__Textauszug__.
Andreas Dünser

Chefredakteur "thema vorarlberg" (andreas.duenser@themavorarlberg.at)

Von der Revolution des Menschseins

Februar 2020

Lars Jaeger (50), Physiker und Philosoph, sieht die heutige Zeit von einem erstaunlichen Widerspruch geprägt – vom „Widerspruch zwischen grenzenlosem Wohlstand und Zukunftsangst“. Im Interview sagt der Wissenschaftler, dass der Endlichkeit der Ressourcen die Endlosigkeit der menschlichen Kreativität entgegenstehe und ihn das optimistisch stimme. Allerdings benennt der Autor in seinem neuen Buch mit der „Humankrise“ auch eine wirkliche Krise: „Wir stehen an der Schwelle zu einer Revolution des Menschseins an sich.“
Sein Appell: „Wir brauchen Mut zur Gestaltung der Zukunft.“

Sie fordern in Ihrem Buch, der Mensch solle „mehr Zukunft wagen“. Allerdings hat es den Anschein, dass sich die Menschheit heute mehr denn je in apokalyptischen Szenarien ergeht ...

Apokalyptische Visionen waren immer schon in der Psychologie der menschlichen Gesellschaft vorhanden, sie finden sich in allen Zeiten, denken Sie nur an die entsprechenden Stellen in der Bibel oder an Dantes „Göttliche Komödie“. Doch ging die Apokalypse im Mittelalter, in der Renaissance, noch bis in die Neuzeit hinein von einer transzendenten Gewalt aus. Sie war von Gott gesteuert, sie traf den sündigen Menschen. Die Apokalypsen der heutigen Zeit sind dagegen menschengemacht. Und die Vorstellungen der Apokalypse werden durch die Technologie immer konkreter, etwa: Der Klimawandel zerstört unsere Lebensgrundlage. Oder: Die Künstliche Intelligenz übernimmt die Menschheit ...

Ist also anstelle der Angst vor einem strafenden Gott die Angst vor der Mensch-Maschine getreten?

Ja. Oder auch die vor dem Gott-Menschen. Dass der Mensch in seiner Wirkungsmacht durch Technologien jene Kraft und Macht entwickelt, die wir früher Gott zugesprochen haben, das ist auch ein Entwicklungstrend der Technologie. Der Historiker Yuval Harari schreibt ja davon, dass wir in unserer Gestaltungskraft zu Göttern werden. 

Sie stellen in Ihrem Buch fest, dass „ein erstaunlicher Widerspruch“ unsere Zeit präge.

__Aufgaben__.
A) Stimmen die folgenden Aussagen mit dem Interview mit Lars Jaeger überein? Antworte jeweils mit Ja oder Nein und zitiere die entscheidenden Worte des Interviews. (i) Lars Jaeger ist Physiker und Philosoph. (ii) Nach Jaeger ging die Apokalypse im Mittelalter von den Menschen selbst aus. (iii) Jaeger nennt Dantes „Göttliche Komödie“ als Beispiel für apokalyptische Visionen.
B) Bearbeite in den Datensätzen alles von der Zeile mit „- profile-select-value: F-86F“ bis hinunter zur Zeile mit „- vertical-scrollbar[interactable]: [958, 41, 975, 541]“. Gib nur diese Zeilen wieder, ersetze darin „JOY_BTN4“ durch „JOY_BTN6“ und lass alles andere unverändert.

__Gespeicherte Datensätze__.
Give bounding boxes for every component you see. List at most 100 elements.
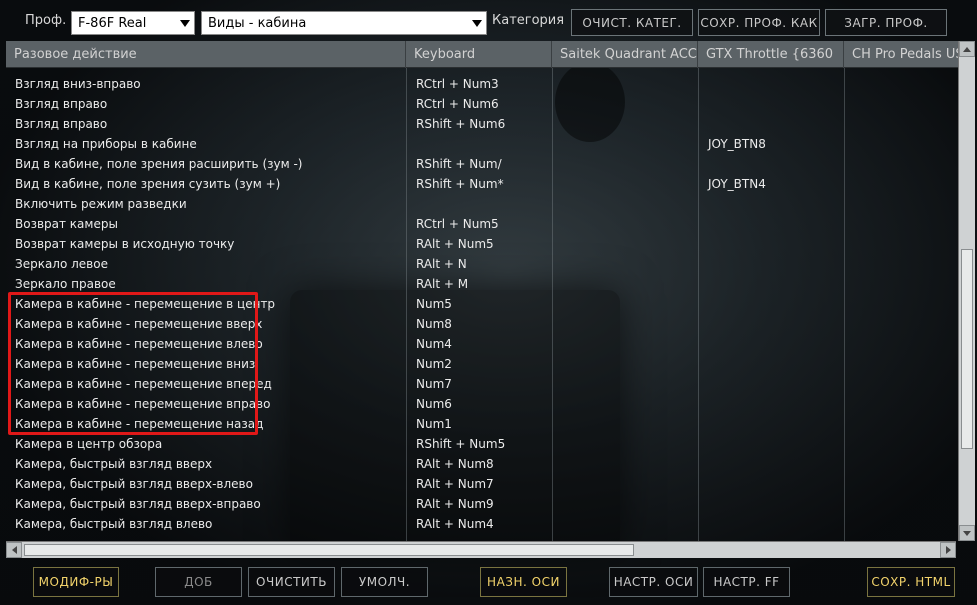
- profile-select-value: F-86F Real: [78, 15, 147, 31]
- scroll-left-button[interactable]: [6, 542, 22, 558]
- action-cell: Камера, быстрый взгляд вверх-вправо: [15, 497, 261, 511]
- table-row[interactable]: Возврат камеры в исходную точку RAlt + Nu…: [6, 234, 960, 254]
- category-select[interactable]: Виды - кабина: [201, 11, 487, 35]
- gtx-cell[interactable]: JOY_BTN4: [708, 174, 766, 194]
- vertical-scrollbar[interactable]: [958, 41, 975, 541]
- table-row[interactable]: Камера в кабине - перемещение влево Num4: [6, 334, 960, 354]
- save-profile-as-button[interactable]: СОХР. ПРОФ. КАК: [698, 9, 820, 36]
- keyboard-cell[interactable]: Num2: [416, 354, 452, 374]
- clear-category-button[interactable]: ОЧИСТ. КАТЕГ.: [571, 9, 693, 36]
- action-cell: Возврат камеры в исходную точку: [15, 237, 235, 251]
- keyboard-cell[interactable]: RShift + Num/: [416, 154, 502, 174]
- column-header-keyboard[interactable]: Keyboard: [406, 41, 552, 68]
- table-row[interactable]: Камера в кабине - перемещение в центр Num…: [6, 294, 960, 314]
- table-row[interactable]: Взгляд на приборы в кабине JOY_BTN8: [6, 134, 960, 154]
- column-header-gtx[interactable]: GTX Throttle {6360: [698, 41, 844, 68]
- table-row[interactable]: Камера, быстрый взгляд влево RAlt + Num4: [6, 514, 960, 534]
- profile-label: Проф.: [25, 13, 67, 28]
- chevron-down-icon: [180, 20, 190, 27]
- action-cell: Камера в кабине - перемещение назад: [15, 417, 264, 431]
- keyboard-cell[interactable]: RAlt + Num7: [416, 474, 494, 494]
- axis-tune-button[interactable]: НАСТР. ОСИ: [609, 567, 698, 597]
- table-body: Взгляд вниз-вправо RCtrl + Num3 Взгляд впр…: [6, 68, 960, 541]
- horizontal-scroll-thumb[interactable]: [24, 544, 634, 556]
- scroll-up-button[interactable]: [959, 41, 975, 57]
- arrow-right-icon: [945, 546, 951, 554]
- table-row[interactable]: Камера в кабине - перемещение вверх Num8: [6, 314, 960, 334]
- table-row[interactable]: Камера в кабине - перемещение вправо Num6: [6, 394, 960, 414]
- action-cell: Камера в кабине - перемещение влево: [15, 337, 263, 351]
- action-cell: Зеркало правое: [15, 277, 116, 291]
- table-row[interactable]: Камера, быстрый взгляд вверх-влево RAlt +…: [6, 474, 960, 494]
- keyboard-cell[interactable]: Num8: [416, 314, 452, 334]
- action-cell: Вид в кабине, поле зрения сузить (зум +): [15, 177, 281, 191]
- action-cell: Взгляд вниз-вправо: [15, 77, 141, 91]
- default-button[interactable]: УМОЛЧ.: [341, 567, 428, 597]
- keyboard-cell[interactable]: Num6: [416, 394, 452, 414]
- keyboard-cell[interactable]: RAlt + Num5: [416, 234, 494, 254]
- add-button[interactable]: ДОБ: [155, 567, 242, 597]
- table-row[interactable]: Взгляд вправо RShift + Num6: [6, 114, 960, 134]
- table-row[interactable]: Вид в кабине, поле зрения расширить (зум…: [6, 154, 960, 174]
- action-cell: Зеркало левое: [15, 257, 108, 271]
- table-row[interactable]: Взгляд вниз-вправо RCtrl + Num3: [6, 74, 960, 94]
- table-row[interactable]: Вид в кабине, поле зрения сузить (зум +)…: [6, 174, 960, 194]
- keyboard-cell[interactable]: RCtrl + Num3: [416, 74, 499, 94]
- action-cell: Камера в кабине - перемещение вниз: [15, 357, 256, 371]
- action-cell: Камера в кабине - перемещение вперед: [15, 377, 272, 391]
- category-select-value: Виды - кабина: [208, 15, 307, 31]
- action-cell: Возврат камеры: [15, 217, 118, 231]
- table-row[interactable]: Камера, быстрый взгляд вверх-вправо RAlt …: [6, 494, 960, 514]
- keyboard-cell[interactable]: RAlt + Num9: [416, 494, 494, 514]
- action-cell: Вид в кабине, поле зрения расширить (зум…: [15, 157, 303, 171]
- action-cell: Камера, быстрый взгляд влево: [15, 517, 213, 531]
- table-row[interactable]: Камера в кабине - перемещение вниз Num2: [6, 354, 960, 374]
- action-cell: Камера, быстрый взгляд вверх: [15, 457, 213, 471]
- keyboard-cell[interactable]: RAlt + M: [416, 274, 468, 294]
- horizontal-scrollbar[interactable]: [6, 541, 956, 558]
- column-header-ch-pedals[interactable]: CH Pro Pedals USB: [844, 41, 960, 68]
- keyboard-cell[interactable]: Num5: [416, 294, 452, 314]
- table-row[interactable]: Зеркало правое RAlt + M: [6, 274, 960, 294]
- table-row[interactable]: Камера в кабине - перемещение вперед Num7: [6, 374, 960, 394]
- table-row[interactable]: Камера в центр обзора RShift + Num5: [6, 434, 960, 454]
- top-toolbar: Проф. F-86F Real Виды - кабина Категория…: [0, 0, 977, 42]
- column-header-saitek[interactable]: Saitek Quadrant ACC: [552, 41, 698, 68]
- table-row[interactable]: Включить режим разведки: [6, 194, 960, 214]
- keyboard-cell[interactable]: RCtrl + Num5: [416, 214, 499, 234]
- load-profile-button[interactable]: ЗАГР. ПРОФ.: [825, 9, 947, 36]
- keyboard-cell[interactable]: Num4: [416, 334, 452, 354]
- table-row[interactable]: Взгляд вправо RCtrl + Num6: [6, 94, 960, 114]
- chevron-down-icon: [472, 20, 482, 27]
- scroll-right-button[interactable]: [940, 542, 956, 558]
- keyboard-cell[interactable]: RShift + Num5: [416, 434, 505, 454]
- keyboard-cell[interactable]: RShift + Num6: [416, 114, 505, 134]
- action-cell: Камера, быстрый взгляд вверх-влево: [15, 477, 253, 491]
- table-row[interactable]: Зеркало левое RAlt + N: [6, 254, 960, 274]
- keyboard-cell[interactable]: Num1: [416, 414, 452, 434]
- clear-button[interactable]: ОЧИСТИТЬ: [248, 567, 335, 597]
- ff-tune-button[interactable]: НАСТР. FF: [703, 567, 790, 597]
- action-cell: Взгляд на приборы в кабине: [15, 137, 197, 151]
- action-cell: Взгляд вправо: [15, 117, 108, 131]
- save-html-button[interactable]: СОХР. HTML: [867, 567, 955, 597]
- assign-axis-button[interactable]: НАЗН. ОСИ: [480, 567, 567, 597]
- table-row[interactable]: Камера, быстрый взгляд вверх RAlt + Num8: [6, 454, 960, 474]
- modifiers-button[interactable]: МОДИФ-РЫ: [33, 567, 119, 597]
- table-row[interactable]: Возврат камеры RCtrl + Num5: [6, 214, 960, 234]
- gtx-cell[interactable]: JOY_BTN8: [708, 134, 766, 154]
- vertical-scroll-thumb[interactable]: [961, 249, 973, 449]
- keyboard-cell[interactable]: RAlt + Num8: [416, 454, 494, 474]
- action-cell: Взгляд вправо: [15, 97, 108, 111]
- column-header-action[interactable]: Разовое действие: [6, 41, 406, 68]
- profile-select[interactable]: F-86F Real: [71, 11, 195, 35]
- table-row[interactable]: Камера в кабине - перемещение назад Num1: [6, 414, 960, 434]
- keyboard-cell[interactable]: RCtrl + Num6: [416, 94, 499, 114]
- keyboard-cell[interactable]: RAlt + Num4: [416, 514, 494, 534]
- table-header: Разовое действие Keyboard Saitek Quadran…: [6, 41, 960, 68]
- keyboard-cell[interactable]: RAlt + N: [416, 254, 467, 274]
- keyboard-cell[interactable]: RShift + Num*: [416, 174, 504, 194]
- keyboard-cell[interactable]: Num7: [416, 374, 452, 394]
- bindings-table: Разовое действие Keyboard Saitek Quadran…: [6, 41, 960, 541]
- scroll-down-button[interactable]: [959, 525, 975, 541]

__Lösungen nach Aufgabe__.
A)
(i) Ja: „Lars Jaeger (50), Physiker und Philosoph“
(ii) Nein: „Doch ging die Apokalypse im Mittelalter, in der Renaissance, noch bis in die Neuzeit hinein von einer transzendenten Gewalt aus.“
(iii) Ja: „denken Sie nur an die entsprechenden Stellen in der Bibel oder an Dantes „Göttliche Komödie““

B)
- profile-select-value: F-86F Real: [78, 15, 147, 31]
- scroll-left-button[interactable]: [6, 542, 22, 558]
- action-cell: Камера, быстрый взгляд вверх-вправо: [15, 497, 261, 511]
- table-row[interactable]: Возврат камеры в исходную точку RAlt + Nu…: [6, 234, 960, 254]
- category-select[interactable]: Виды - кабина: [201, 11, 487, 35]
- gtx-cell[interactable]: JOY_BTN6: [708, 174, 766, 194]
- vertical-scrollbar[interactable]: [958, 41, 975, 541]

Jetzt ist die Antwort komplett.